Exercise data:

** START **

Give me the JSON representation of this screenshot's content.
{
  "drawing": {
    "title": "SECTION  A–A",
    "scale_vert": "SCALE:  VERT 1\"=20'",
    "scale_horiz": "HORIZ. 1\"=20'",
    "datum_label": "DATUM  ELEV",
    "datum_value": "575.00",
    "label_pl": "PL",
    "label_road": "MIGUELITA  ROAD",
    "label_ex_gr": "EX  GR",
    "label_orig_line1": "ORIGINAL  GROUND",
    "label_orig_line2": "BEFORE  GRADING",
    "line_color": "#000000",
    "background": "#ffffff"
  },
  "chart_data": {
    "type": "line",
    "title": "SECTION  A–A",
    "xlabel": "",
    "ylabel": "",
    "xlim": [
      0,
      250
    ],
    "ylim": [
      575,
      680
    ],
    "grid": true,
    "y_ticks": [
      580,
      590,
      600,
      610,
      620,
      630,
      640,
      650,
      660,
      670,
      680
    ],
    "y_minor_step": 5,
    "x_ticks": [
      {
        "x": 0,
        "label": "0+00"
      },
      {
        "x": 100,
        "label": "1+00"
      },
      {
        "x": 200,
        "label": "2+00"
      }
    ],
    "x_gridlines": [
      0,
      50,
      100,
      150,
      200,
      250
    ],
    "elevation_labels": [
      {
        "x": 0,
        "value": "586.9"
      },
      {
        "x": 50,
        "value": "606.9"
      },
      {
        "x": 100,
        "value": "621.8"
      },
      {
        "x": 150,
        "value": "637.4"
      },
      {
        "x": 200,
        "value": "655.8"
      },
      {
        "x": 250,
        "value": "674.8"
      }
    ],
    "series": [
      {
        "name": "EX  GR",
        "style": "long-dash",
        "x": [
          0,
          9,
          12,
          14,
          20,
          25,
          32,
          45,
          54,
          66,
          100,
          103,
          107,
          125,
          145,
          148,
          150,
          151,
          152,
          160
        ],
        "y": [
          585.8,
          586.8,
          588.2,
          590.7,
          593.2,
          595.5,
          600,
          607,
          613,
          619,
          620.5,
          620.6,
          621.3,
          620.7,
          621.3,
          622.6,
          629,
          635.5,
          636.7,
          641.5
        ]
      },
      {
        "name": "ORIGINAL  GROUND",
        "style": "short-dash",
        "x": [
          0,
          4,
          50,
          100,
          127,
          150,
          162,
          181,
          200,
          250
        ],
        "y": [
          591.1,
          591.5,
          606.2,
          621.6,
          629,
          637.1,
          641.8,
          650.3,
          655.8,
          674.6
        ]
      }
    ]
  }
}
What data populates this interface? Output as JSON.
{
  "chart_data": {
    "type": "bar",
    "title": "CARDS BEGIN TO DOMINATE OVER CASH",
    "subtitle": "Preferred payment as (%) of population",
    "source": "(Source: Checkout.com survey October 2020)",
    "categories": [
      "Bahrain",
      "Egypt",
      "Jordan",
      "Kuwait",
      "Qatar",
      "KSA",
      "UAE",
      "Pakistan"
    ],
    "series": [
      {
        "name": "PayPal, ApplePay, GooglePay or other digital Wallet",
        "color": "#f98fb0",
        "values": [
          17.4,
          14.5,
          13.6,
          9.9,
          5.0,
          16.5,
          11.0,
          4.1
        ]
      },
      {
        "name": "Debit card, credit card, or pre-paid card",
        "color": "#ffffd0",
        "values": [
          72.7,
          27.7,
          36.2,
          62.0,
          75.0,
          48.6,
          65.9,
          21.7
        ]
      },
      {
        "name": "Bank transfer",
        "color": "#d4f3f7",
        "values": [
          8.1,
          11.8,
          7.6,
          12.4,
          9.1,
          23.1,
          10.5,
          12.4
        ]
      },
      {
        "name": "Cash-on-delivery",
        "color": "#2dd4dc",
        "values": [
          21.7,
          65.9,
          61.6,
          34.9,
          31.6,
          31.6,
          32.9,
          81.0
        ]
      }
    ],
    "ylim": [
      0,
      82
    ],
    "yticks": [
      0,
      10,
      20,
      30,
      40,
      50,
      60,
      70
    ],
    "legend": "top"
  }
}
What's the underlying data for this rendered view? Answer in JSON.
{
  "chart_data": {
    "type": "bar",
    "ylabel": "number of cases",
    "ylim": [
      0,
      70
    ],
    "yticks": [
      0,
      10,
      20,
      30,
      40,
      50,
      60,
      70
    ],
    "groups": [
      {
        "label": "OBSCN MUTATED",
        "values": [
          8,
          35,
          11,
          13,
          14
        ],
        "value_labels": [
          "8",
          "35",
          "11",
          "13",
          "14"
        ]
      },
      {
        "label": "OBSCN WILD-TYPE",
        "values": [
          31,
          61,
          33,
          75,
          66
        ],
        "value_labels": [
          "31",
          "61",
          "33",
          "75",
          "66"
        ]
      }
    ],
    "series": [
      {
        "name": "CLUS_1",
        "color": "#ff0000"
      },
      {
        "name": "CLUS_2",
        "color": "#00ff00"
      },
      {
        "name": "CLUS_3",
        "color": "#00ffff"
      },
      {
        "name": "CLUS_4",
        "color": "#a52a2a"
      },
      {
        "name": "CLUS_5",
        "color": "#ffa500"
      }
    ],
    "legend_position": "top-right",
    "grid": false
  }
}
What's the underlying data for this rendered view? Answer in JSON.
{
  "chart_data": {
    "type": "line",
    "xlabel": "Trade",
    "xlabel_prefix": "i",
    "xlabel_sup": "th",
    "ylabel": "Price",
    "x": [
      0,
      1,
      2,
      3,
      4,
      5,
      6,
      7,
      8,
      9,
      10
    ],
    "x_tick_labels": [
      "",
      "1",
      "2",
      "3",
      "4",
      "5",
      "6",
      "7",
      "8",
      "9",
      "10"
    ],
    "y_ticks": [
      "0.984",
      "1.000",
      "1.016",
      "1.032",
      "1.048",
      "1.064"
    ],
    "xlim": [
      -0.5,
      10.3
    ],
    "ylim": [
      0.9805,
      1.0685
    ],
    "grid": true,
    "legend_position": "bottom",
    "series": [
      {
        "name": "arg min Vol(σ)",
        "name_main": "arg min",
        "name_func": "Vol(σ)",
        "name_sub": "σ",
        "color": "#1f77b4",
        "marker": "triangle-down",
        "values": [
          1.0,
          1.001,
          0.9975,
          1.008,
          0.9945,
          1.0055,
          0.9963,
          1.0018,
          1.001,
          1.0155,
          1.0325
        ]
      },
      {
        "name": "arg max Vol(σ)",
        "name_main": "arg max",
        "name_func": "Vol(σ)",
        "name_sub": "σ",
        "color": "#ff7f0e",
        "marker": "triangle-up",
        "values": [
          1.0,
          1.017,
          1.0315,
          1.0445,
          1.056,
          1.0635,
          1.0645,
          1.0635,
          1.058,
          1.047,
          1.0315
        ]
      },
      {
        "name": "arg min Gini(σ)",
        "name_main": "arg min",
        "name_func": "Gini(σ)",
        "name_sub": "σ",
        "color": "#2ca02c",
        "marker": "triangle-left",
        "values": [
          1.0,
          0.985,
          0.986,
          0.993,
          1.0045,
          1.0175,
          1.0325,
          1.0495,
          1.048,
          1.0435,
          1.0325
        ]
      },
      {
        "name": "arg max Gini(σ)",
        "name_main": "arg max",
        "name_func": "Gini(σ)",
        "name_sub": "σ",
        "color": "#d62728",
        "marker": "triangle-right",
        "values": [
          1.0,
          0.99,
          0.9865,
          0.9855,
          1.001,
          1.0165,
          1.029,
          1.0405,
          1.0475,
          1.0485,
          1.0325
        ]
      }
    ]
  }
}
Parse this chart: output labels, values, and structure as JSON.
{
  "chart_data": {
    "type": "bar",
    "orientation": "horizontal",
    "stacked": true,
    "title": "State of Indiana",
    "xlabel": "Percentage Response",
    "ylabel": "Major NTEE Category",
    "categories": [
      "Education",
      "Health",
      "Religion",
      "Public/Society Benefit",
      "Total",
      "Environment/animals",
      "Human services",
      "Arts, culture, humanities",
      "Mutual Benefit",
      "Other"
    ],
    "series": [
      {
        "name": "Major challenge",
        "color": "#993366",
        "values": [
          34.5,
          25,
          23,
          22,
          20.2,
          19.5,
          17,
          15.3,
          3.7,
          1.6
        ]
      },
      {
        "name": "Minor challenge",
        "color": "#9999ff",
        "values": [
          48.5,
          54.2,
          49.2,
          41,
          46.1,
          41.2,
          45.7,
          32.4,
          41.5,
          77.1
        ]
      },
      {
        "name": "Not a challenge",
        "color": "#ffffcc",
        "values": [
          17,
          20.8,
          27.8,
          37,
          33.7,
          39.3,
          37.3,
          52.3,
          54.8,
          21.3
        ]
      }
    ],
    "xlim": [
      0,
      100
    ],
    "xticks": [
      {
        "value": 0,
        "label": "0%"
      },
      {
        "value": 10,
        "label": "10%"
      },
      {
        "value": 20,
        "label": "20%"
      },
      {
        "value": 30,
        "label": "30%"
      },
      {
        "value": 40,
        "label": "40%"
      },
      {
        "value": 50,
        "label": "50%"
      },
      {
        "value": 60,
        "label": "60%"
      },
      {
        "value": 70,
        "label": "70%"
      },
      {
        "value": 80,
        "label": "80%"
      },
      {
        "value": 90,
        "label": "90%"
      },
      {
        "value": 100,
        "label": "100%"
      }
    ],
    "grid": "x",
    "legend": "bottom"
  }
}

** END **

Written exercise: Write down every line of the data above that includes the string "Benefit".

Output of the exercise:
      "Public/Society Benefit",
      "Mutual Benefit",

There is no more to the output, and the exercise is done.